Data to process
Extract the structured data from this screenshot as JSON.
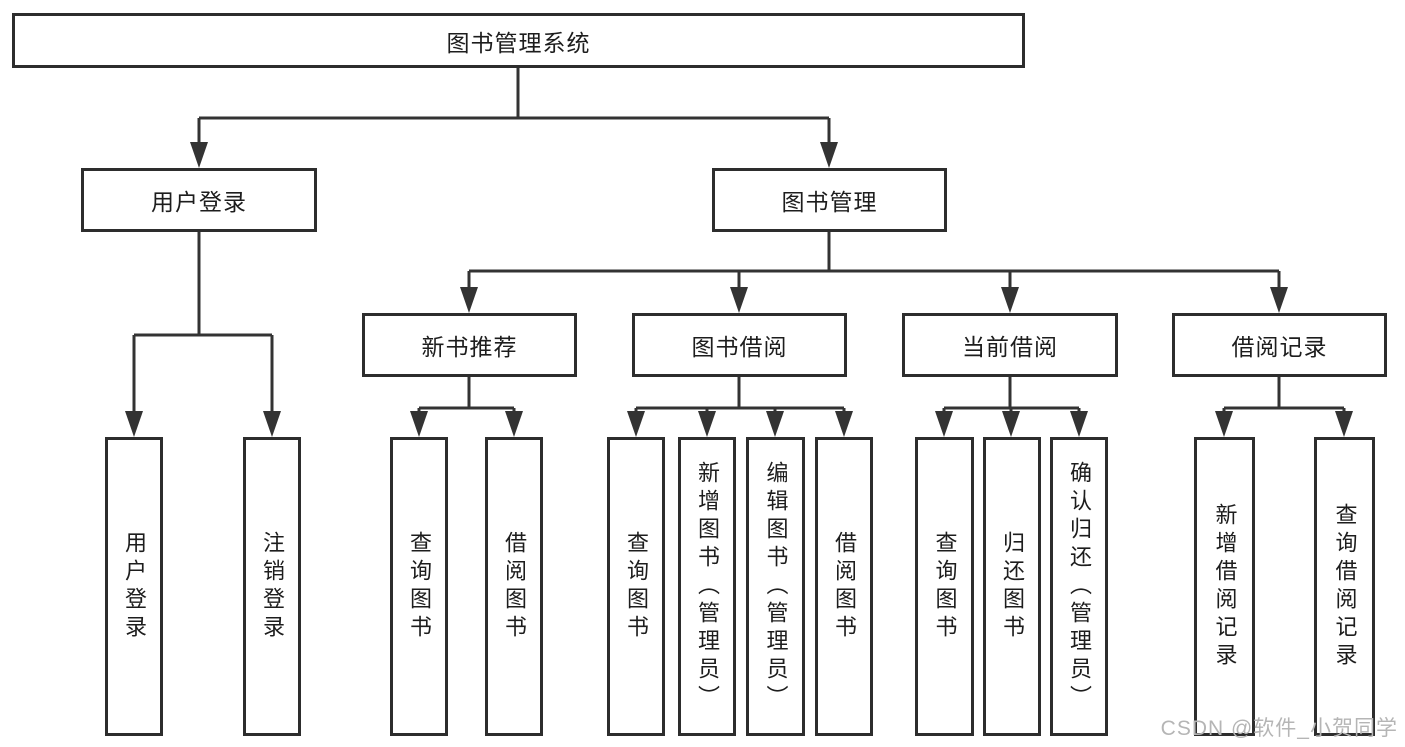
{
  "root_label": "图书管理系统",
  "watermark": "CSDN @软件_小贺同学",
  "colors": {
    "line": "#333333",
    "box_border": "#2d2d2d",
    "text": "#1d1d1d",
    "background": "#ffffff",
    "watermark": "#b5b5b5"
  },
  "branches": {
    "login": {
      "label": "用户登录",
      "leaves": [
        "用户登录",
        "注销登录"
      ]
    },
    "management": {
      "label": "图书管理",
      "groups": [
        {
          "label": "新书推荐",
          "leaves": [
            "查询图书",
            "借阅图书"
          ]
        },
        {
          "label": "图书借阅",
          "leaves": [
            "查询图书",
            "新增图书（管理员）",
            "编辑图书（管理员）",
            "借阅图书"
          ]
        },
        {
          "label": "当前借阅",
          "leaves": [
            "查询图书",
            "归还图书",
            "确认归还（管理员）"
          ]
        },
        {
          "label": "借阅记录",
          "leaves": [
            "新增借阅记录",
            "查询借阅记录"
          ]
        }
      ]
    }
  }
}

Required work
Extract every line of the records above that contains the word "watermark".

The output
  "watermark": "CSDN @软件_小贺同学",
    "watermark": "#b5b5b5"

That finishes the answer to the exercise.